YOUR GOAL:
List all lines of the data containing the word "wheel".

SUPPLIED RECORDS:

- - - - -

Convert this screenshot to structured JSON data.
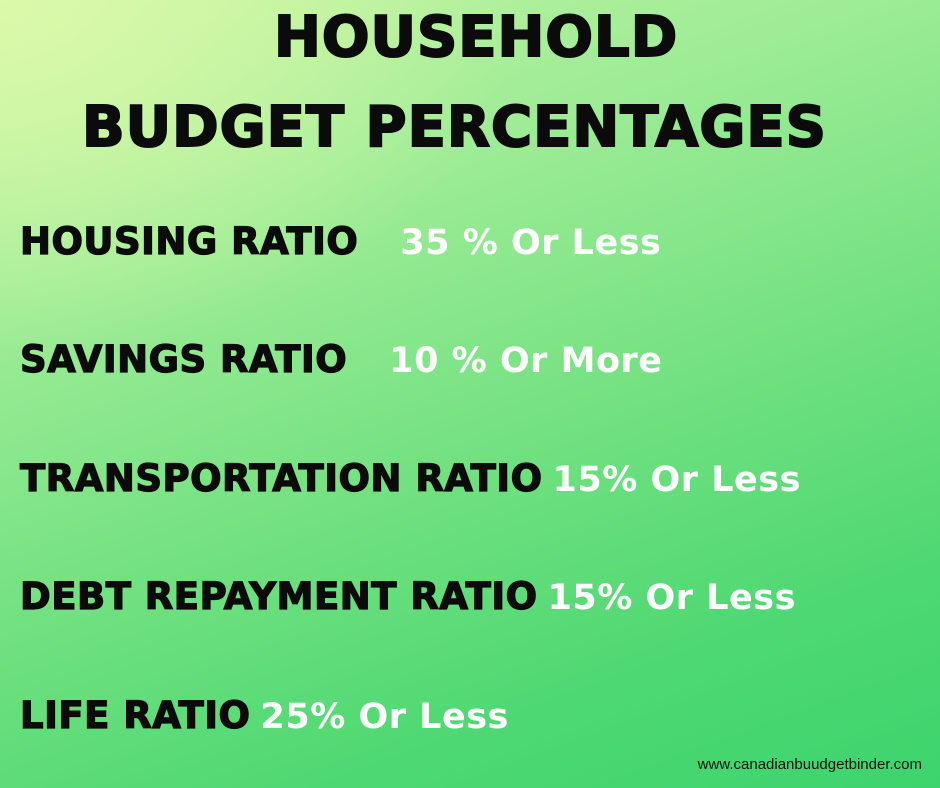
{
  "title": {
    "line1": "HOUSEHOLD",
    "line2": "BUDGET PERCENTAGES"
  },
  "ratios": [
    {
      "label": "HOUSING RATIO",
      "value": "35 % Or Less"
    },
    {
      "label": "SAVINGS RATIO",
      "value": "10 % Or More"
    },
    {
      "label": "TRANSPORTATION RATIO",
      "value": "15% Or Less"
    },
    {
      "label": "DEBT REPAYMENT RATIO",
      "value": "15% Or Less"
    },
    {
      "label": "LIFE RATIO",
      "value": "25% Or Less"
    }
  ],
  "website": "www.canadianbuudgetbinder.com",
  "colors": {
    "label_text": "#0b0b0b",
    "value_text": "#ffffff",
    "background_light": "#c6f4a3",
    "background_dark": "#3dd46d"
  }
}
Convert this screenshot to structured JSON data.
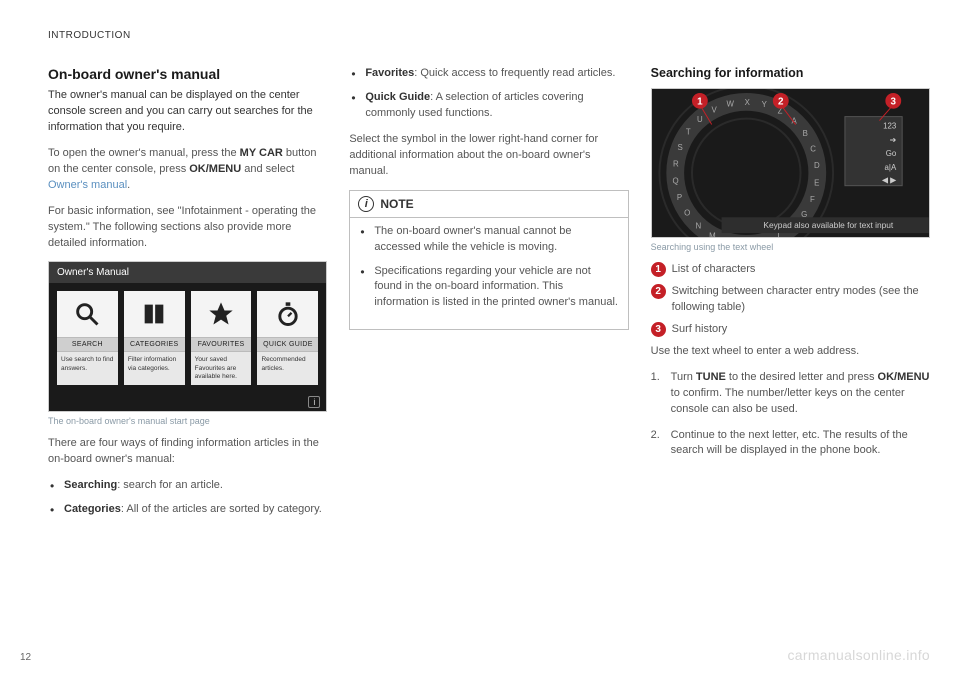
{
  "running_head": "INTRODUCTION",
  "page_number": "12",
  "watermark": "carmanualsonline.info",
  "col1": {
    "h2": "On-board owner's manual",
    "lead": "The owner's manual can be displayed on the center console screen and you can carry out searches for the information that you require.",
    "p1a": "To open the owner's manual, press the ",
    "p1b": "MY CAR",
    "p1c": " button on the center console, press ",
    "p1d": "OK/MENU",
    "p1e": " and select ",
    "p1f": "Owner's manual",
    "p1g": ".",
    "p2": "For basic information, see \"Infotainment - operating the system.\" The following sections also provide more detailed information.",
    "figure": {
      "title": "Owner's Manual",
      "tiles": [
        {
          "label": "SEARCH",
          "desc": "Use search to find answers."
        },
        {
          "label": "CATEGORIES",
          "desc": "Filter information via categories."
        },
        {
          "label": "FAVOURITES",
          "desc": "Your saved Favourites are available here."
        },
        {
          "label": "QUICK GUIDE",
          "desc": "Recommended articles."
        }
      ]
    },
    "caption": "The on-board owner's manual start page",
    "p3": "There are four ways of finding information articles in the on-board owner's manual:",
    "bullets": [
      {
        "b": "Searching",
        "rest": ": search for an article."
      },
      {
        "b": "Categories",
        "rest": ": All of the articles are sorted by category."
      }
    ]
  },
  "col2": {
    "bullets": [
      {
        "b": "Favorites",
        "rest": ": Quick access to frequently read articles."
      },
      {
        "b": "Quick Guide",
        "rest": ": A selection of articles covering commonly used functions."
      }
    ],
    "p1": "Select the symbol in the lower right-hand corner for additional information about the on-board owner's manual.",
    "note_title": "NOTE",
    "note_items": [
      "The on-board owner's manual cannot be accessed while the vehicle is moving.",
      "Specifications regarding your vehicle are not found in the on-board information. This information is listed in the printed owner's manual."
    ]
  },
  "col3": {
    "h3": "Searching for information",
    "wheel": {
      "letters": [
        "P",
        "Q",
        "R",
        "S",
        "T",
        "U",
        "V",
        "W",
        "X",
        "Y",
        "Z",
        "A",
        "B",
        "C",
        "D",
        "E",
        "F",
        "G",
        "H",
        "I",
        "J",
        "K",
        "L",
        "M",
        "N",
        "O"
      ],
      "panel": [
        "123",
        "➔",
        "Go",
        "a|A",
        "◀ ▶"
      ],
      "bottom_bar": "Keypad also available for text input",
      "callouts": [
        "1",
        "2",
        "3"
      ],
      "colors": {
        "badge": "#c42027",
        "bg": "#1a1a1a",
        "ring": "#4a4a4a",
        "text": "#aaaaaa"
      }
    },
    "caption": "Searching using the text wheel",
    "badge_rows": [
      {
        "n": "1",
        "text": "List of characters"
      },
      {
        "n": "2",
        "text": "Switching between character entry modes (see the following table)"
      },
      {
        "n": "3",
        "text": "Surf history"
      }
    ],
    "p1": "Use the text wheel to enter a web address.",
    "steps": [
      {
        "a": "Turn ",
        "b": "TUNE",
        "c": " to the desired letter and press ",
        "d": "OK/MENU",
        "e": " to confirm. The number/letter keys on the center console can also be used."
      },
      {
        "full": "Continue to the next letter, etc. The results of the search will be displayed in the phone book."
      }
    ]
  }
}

- - - - -

ANSWER TO THIS PROBLEM:
    "wheel": {
    "caption": "Searching using the text wheel",
    "p1": "Use the text wheel to enter a web address.",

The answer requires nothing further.